Saved entries
::::
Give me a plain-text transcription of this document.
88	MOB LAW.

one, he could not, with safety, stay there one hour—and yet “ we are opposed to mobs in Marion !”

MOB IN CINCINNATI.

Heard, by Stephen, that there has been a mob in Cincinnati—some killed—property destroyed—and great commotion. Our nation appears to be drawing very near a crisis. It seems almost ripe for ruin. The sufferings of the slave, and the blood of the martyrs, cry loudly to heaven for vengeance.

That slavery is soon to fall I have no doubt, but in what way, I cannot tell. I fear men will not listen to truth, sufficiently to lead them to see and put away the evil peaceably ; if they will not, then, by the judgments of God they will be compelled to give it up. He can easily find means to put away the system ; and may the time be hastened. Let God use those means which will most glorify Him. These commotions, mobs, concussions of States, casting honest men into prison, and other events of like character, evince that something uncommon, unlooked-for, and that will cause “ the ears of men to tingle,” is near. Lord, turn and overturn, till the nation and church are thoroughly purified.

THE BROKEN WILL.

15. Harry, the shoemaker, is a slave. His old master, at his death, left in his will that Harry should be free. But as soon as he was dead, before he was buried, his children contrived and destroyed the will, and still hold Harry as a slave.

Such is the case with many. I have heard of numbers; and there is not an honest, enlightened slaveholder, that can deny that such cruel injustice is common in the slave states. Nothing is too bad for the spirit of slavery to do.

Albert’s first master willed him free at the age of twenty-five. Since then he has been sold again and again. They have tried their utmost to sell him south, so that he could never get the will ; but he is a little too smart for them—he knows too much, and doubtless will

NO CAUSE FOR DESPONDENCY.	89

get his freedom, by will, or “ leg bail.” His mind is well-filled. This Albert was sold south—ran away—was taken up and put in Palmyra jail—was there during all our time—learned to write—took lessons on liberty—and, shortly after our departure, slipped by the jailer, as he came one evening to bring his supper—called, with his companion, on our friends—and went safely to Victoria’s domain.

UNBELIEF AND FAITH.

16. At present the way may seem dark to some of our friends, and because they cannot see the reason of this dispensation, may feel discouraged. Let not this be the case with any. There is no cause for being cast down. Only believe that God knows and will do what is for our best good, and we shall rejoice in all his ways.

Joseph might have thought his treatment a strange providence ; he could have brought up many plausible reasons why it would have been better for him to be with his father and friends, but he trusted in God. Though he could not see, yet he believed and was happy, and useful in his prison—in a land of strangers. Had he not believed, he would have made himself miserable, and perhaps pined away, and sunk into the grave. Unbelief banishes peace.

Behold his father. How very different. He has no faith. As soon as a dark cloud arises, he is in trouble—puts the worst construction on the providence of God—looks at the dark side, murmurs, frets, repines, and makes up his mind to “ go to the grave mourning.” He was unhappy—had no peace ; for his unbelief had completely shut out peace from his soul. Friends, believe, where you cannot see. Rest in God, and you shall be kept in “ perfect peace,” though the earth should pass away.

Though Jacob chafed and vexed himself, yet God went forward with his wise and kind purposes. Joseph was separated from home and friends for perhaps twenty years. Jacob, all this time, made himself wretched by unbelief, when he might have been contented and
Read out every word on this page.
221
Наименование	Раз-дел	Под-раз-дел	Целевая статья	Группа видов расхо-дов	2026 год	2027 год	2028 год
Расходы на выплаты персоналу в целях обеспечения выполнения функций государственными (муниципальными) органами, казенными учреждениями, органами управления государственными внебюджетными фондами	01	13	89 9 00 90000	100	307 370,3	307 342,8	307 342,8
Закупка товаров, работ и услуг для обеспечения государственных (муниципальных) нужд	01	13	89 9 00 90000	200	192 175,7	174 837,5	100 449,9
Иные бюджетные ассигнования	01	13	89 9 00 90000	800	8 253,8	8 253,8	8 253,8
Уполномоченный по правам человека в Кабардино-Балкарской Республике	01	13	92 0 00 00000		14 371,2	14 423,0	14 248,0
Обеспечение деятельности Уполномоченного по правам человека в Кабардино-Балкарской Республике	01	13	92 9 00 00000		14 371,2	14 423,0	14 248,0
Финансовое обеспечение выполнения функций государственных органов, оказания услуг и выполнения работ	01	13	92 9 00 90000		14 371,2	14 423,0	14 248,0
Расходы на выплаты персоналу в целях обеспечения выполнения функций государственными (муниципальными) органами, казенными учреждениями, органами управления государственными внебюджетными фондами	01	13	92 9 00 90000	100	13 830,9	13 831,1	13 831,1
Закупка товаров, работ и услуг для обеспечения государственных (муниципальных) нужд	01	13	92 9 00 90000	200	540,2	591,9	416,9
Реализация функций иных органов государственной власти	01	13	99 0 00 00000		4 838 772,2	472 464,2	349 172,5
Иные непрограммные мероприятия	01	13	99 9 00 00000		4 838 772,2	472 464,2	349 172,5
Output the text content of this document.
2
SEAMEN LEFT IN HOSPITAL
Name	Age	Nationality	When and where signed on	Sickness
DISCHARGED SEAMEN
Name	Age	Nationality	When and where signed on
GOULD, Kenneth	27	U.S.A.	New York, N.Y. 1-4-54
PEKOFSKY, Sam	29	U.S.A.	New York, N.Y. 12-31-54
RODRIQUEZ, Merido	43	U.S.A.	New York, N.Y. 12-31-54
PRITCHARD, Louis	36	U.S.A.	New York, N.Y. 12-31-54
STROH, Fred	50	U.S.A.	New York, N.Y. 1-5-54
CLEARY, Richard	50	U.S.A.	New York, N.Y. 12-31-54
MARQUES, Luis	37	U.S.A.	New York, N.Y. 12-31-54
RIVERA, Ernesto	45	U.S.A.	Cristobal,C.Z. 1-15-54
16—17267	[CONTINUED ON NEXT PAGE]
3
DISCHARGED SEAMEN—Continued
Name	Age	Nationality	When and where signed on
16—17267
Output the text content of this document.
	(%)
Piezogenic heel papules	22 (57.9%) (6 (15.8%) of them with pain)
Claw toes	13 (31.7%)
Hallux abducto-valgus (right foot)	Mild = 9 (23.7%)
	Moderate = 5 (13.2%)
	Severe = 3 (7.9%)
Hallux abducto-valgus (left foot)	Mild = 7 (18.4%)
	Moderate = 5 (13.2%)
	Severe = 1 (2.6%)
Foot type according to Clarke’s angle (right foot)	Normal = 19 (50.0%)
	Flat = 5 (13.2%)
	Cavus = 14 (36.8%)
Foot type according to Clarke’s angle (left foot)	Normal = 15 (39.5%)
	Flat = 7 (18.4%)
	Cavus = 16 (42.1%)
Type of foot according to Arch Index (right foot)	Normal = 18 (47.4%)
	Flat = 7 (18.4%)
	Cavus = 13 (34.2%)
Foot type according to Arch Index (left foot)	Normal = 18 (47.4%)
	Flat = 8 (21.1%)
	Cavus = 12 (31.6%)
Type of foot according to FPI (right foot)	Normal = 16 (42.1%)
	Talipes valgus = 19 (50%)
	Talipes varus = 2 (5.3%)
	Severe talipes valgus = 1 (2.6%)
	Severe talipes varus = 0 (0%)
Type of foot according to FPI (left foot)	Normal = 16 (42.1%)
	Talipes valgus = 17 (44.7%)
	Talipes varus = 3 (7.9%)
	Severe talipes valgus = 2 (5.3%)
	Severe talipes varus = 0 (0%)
::::
### Instructions to follow
Return each entry from above without altering a single character.

### Problem solution
Give me a plain-text transcription of this document.
88	MOB LAW.

one, he could not, with safety, stay there one hour—and yet “ we are opposed to mobs in Marion !”

MOB IN CINCINNATI.

Heard, by Stephen, that there has been a mob in Cincinnati—some killed—property destroyed—and great commotion. Our nation appears to be drawing very near a crisis. It seems almost ripe for ruin. The sufferings of the slave, and the blood of the martyrs, cry loudly to heaven for vengeance.

That slavery is soon to fall I have no doubt, but in what way, I cannot tell. I fear men will not listen to truth, sufficiently to lead them to see and put away the evil peaceably ; if they will not, then, by the judgments of God they will be compelled to give it up. He can easily find means to put away the system ; and may the time be hastened. Let God use those means which will most glorify Him. These commotions, mobs, concussions of States, casting honest men into prison, and other events of like character, evince that something uncommon, unlooked-for, and that will cause “ the ears of men to tingle,” is near. Lord, turn and overturn, till the nation and church are thoroughly purified.

THE BROKEN WILL.

15. Harry, the shoemaker, is a slave. His old master, at his death, left in his will that Harry should be free. But as soon as he was dead, before he was buried, his children contrived and destroyed the will, and still hold Harry as a slave.

Such is the case with many. I have heard of numbers; and there is not an honest, enlightened slaveholder, that can deny that such cruel injustice is common in the slave states. Nothing is too bad for the spirit of slavery to do.

Albert’s first master willed him free at the age of twenty-five. Since then he has been sold again and again. They have tried their utmost to sell him south, so that he could never get the will ; but he is a little too smart for them—he knows too much, and doubtless will

NO CAUSE FOR DESPONDENCY.	89

get his freedom, by will, or “ leg bail.” His mind is well-filled. This Albert was sold south—ran away—was taken up and put in Palmyra jail—was there during all our time—learned to write—took lessons on liberty—and, shortly after our departure, slipped by the jailer, as he came one evening to bring his supper—called, with his companion, on our friends—and went safely to Victoria’s domain.

UNBELIEF AND FAITH.

16. At present the way may seem dark to some of our friends, and because they cannot see the reason of this dispensation, may feel discouraged. Let not this be the case with any. There is no cause for being cast down. Only believe that God knows and will do what is for our best good, and we shall rejoice in all his ways.

Joseph might have thought his treatment a strange providence ; he could have brought up many plausible reasons why it would have been better for him to be with his father and friends, but he trusted in God. Though he could not see, yet he believed and was happy, and useful in his prison—in a land of strangers. Had he not believed, he would have made himself miserable, and perhaps pined away, and sunk into the grave. Unbelief banishes peace.

Behold his father. How very different. He has no faith. As soon as a dark cloud arises, he is in trouble—puts the worst construction on the providence of God—looks at the dark side, murmurs, frets, repines, and makes up his mind to “ go to the grave mourning.” He was unhappy—had no peace ; for his unbelief had completely shut out peace from his soul. Friends, believe, where you cannot see. Rest in God, and you shall be kept in “ perfect peace,” though the earth should pass away.

Though Jacob chafed and vexed himself, yet God went forward with his wise and kind purposes. Joseph was separated from home and friends for perhaps twenty years. Jacob, all this time, made himself wretched by unbelief, when he might have been contented and
Read out every word on this page.
221
Наименование	Раз-дел	Под-раз-дел	Целевая статья	Группа видов расхо-дов	2026 год	2027 год	2028 год
Расходы на выплаты персоналу в целях обеспечения выполнения функций государственными (муниципальными) органами, казенными учреждениями, органами управления государственными внебюджетными фондами	01	13	89 9 00 90000	100	307 370,3	307 342,8	307 342,8
Закупка товаров, работ и услуг для обеспечения государственных (муниципальных) нужд	01	13	89 9 00 90000	200	192 175,7	174 837,5	100 449,9
Иные бюджетные ассигнования	01	13	89 9 00 90000	800	8 253,8	8 253,8	8 253,8
Уполномоченный по правам человека в Кабардино-Балкарской Республике	01	13	92 0 00 00000		14 371,2	14 423,0	14 248,0
Обеспечение деятельности Уполномоченного по правам человека в Кабардино-Балкарской Республике	01	13	92 9 00 00000		14 371,2	14 423,0	14 248,0
Финансовое обеспечение выполнения функций государственных органов, оказания услуг и выполнения работ	01	13	92 9 00 90000		14 371,2	14 423,0	14 248,0
Расходы на выплаты персоналу в целях обеспечения выполнения функций государственными (муниципальными) органами, казенными учреждениями, органами управления государственными внебюджетными фондами	01	13	92 9 00 90000	100	13 830,9	13 831,1	13 831,1
Закупка товаров, работ и услуг для обеспечения государственных (муниципальных) нужд	01	13	92 9 00 90000	200	540,2	591,9	416,9
Реализация функций иных органов государственной власти	01	13	99 0 00 00000		4 838 772,2	472 464,2	349 172,5
Иные непрограммные мероприятия	01	13	99 9 00 00000		4 838 772,2	472 464,2	349 172,5
Output the text content of this document.
2
SEAMEN LEFT IN HOSPITAL
Name	Age	Nationality	When and where signed on	Sickness
DISCHARGED SEAMEN
Name	Age	Nationality	When and where signed on
GOULD, Kenneth	27	U.S.A.	New York, N.Y. 1-4-54
PEKOFSKY, Sam	29	U.S.A.	New York, N.Y. 12-31-54
RODRIQUEZ, Merido	43	U.S.A.	New York, N.Y. 12-31-54
PRITCHARD, Louis	36	U.S.A.	New York, N.Y. 12-31-54
STROH, Fred	50	U.S.A.	New York, N.Y. 1-5-54
CLEARY, Richard	50	U.S.A.	New York, N.Y. 12-31-54
MARQUES, Luis	37	U.S.A.	New York, N.Y. 12-31-54
RIVERA, Ernesto	45	U.S.A.	Cristobal,C.Z. 1-15-54
16—17267	[CONTINUED ON NEXT PAGE]
3
DISCHARGED SEAMEN—Continued
Name	Age	Nationality	When and where signed on
16—17267
Output the text content of this document.
	(%)
Piezogenic heel papules	22 (57.9%) (6 (15.8%) of them with pain)
Claw toes	13 (31.7%)
Hallux abducto-valgus (right foot)	Mild = 9 (23.7%)
	Moderate = 5 (13.2%)
	Severe = 3 (7.9%)
Hallux abducto-valgus (left foot)	Mild = 7 (18.4%)
	Moderate = 5 (13.2%)
	Severe = 1 (2.6%)
Foot type according to Clarke’s angle (right foot)	Normal = 19 (50.0%)
	Flat = 5 (13.2%)
	Cavus = 14 (36.8%)
Foot type according to Clarke’s angle (left foot)	Normal = 15 (39.5%)
	Flat = 7 (18.4%)
	Cavus = 16 (42.1%)
Type of foot according to Arch Index (right foot)	Normal = 18 (47.4%)
	Flat = 7 (18.4%)
	Cavus = 13 (34.2%)
Foot type according to Arch Index (left foot)	Normal = 18 (47.4%)
	Flat = 8 (21.1%)
	Cavus = 12 (31.6%)
Type of foot according to FPI (right foot)	Normal = 16 (42.1%)
	Talipes valgus = 19 (50%)
	Talipes varus = 2 (5.3%)
	Severe talipes valgus = 1 (2.6%)
	Severe talipes varus = 0 (0%)
Type of foot according to FPI (left foot)	Normal = 16 (42.1%)
	Talipes valgus = 17 (44.7%)
	Talipes varus = 3 (7.9%)
	Severe talipes valgus = 2 (5.3%)
	Severe talipes varus = 0 (0%)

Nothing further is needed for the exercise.